• [Problem statement]: Look below. Copy each line that has "name" in it.
Start of Input for this task
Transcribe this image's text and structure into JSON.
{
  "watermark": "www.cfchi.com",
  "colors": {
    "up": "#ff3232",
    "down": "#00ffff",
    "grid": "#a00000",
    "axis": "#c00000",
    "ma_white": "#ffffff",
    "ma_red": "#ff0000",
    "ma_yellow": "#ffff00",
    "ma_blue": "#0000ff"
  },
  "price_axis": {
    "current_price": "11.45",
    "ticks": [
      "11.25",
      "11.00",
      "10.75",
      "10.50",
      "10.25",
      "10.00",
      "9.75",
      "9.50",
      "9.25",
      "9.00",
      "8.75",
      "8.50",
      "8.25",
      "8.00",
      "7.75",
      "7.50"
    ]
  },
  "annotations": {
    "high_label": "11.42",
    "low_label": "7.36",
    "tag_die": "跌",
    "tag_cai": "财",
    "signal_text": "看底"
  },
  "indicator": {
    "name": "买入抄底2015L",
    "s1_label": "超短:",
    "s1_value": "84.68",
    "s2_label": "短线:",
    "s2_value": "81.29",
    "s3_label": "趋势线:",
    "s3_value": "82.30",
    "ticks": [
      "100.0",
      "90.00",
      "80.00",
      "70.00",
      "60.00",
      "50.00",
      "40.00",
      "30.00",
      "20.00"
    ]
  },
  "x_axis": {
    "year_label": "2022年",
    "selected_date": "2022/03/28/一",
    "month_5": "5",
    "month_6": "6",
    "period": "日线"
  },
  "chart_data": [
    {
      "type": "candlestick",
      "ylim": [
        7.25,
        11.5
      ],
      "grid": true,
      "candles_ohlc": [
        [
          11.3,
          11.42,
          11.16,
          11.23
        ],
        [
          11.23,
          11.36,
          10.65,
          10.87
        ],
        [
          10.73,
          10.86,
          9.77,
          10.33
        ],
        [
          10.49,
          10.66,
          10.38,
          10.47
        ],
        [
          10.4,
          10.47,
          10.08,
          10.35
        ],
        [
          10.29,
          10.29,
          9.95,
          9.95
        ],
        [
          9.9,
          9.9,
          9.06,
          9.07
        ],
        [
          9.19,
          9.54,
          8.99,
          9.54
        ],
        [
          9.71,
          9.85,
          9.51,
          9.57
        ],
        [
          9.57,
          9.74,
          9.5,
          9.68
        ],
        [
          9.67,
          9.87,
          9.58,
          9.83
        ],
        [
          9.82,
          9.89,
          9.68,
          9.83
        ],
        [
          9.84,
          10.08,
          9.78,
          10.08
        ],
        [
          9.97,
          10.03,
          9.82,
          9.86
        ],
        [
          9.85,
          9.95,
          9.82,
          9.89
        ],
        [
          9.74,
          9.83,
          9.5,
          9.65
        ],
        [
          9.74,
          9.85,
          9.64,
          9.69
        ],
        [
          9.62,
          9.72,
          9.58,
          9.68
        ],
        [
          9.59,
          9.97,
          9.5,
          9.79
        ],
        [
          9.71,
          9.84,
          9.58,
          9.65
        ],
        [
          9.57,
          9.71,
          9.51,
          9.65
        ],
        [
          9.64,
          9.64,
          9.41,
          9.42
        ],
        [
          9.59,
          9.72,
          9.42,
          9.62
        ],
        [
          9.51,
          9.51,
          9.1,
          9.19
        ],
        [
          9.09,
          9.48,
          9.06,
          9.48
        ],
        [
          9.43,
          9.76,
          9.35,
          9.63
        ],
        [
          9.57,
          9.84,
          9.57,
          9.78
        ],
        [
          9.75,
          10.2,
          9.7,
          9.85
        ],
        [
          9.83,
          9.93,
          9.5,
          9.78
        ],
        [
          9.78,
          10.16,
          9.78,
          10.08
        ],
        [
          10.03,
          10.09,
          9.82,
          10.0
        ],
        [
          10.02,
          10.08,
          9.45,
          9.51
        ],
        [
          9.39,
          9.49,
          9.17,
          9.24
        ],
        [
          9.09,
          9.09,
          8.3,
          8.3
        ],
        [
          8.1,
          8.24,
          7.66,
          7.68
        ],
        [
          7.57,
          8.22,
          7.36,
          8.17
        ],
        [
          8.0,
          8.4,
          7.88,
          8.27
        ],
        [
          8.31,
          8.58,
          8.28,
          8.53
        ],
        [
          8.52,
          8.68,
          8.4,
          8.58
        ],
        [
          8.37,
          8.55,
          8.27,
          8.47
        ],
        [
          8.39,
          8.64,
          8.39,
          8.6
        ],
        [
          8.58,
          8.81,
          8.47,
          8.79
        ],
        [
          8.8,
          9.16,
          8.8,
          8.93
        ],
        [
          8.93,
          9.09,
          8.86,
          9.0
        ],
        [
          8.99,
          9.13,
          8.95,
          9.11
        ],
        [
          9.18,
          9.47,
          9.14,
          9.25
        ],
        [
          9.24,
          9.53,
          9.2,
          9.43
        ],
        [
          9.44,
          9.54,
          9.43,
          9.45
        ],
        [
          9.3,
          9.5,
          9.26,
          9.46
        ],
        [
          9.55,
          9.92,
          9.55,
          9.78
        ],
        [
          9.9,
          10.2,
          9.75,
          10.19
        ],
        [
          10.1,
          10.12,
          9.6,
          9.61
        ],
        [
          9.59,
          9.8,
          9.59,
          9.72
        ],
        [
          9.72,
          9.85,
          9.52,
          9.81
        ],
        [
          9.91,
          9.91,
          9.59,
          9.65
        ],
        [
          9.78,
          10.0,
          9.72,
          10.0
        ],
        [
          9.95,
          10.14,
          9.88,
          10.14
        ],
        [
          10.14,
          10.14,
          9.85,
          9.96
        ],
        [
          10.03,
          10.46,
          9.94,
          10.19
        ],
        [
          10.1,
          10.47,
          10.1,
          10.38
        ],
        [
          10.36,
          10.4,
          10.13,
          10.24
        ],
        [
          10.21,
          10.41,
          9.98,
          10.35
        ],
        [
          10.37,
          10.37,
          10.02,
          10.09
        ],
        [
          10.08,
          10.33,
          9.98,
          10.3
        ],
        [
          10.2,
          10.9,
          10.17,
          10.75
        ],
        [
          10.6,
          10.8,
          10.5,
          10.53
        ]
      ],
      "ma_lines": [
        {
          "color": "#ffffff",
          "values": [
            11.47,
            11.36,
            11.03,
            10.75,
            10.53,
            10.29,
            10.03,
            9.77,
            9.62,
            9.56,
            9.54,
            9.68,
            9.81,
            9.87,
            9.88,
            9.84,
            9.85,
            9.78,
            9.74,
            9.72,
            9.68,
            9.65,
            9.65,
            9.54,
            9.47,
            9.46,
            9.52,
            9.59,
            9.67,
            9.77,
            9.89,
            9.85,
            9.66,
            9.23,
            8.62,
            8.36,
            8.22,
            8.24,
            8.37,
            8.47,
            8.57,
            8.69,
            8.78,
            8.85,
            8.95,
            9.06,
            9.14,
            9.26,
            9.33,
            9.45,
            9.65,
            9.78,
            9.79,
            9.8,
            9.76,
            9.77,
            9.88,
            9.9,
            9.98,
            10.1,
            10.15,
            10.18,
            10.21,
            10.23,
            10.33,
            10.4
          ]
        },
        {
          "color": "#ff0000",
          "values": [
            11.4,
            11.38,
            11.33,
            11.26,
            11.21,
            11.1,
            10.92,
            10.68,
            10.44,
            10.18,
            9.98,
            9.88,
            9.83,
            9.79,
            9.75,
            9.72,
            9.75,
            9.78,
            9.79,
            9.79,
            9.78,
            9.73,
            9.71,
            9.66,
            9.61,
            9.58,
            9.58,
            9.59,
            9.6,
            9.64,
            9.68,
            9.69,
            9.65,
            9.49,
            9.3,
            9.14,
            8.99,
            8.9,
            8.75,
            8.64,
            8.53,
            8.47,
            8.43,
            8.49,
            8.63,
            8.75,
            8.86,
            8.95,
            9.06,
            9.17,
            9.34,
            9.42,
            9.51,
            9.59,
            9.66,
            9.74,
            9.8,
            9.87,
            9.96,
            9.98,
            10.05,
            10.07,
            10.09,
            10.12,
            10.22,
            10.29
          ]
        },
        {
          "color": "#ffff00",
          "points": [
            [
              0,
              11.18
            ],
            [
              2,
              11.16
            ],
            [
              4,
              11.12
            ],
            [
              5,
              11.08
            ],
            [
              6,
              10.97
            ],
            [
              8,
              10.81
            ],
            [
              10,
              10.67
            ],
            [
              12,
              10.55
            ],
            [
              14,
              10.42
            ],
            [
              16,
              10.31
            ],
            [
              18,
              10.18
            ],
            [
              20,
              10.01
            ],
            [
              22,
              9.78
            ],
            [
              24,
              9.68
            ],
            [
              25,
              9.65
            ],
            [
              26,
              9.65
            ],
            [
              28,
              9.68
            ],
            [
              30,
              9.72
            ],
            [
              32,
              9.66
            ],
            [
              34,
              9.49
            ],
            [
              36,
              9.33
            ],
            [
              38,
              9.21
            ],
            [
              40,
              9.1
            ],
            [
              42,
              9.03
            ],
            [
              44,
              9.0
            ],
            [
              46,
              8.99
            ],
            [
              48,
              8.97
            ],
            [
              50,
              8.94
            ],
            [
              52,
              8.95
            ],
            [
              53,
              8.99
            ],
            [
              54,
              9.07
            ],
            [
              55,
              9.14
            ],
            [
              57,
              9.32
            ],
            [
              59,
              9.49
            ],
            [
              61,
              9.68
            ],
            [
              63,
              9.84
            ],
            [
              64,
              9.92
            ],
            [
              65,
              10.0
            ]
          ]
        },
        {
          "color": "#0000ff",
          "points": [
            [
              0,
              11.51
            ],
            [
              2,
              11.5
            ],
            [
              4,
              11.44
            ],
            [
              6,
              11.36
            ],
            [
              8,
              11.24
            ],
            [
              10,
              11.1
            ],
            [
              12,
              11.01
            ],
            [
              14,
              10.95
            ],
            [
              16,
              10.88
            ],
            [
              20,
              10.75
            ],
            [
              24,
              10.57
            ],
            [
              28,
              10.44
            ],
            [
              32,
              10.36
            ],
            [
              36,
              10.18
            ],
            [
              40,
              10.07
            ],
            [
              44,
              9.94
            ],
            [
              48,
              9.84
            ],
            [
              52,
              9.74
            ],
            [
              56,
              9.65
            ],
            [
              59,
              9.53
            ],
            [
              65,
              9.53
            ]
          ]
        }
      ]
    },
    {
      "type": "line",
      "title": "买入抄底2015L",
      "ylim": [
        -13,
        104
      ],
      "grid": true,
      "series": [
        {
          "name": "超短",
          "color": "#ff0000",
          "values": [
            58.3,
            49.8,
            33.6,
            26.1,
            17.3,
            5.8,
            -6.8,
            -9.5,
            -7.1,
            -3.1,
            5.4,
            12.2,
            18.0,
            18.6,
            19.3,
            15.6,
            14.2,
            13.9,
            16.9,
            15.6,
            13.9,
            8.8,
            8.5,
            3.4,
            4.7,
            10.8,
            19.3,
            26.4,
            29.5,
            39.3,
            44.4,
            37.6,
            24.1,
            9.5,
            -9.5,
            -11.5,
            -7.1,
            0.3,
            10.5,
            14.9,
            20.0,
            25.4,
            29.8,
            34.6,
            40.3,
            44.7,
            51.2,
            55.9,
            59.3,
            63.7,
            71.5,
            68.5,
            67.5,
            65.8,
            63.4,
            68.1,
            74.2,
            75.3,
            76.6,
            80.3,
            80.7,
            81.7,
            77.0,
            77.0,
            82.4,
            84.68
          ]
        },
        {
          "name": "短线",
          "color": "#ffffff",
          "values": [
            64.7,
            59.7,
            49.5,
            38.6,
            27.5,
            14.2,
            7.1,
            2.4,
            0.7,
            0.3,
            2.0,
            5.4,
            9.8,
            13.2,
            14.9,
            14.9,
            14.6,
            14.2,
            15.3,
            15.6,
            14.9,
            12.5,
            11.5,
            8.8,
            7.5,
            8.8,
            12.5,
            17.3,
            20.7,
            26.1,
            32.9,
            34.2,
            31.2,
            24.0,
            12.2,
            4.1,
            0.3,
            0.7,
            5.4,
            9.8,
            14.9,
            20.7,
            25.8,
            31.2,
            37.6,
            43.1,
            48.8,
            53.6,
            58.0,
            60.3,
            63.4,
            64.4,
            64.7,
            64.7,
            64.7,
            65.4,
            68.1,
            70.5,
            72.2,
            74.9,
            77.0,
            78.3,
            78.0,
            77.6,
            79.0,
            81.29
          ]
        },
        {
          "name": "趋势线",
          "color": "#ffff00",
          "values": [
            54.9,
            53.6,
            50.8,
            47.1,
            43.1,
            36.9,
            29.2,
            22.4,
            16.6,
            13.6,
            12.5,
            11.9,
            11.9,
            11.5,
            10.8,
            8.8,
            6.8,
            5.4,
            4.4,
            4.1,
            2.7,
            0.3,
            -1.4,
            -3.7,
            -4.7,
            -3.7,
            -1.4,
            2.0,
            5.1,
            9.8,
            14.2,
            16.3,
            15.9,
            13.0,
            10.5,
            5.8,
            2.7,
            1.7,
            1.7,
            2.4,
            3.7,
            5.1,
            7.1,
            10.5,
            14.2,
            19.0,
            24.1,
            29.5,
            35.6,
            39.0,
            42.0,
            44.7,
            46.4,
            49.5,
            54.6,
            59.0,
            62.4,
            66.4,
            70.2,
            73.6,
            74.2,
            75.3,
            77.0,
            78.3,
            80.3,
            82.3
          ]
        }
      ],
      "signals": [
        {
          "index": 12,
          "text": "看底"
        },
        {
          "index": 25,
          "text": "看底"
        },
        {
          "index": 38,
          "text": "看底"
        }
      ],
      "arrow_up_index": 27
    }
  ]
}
End of Input for this task
• [Exercise output]:
    "name": "买入抄底2015L",
          "name": "超短",
          "name": "短线",
          "name": "趋势线",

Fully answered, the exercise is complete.